▸ **Exercise prompt**
Looking at the listing beneath, work out how many lines hold "Position" and report only that figure.

▸ **Figure record extracts**
-- begin --
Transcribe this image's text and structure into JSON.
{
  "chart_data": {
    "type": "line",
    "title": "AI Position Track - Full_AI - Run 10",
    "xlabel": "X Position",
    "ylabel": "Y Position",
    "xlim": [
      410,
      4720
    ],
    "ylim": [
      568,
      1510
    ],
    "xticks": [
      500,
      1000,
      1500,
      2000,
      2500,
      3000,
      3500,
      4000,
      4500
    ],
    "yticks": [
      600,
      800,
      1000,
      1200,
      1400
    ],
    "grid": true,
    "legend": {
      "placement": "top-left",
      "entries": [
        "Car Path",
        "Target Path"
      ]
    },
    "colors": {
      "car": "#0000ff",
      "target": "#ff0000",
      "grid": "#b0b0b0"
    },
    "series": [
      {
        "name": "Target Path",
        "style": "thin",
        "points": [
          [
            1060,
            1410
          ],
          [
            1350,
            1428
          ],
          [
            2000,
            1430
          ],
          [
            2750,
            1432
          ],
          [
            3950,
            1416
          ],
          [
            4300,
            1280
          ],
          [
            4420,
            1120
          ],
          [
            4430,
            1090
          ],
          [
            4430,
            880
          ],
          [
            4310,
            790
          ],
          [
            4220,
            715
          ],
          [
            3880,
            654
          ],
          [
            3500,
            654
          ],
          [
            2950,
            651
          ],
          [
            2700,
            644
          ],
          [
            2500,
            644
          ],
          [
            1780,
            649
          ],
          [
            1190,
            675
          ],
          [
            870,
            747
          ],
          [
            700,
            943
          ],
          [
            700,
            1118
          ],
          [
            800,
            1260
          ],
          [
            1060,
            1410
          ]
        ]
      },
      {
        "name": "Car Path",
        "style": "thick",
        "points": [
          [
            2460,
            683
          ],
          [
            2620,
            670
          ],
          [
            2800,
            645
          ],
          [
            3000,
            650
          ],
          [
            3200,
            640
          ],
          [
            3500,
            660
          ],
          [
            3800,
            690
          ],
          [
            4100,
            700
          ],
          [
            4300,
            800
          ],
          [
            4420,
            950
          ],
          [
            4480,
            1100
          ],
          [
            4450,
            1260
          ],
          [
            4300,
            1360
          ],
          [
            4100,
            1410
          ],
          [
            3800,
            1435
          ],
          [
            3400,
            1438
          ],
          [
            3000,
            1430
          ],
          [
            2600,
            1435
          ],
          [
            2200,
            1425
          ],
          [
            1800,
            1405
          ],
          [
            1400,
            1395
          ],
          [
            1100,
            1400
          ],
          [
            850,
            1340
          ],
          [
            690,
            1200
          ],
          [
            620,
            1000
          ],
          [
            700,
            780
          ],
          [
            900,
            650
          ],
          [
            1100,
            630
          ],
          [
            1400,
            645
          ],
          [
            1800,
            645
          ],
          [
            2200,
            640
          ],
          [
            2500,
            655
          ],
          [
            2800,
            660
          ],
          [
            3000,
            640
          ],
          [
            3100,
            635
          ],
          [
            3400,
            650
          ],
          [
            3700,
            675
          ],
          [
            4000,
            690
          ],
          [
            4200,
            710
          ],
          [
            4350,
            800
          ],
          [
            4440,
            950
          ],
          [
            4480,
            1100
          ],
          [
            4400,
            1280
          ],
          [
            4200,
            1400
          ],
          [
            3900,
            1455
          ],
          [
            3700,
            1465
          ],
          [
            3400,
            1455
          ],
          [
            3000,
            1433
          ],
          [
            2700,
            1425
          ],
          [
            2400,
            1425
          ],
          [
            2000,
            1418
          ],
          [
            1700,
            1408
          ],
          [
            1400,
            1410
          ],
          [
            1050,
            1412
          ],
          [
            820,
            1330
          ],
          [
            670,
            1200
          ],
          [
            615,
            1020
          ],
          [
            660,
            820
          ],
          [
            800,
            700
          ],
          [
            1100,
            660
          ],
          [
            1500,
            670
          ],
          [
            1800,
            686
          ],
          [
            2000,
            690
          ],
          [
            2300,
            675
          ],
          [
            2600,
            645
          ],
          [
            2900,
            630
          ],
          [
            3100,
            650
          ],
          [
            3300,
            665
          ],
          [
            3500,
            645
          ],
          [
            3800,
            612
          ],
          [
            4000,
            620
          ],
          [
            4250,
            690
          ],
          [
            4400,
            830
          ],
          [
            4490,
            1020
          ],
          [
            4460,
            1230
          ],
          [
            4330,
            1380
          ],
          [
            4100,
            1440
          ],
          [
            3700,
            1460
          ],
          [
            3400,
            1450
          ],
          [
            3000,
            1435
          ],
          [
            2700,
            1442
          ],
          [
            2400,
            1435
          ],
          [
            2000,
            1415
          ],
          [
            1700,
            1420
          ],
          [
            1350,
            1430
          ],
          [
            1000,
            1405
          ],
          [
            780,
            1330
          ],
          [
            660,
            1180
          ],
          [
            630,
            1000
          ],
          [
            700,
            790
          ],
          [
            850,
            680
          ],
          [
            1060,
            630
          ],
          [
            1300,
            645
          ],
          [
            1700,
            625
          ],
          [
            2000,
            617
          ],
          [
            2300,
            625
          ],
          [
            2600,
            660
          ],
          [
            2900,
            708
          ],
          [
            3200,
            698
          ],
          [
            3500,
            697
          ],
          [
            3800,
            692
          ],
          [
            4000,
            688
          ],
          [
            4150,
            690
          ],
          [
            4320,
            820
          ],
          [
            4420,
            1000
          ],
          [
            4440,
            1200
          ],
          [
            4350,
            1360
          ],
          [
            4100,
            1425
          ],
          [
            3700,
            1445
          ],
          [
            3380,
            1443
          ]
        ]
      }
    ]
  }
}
-- end --
▸ **Solved problem**
3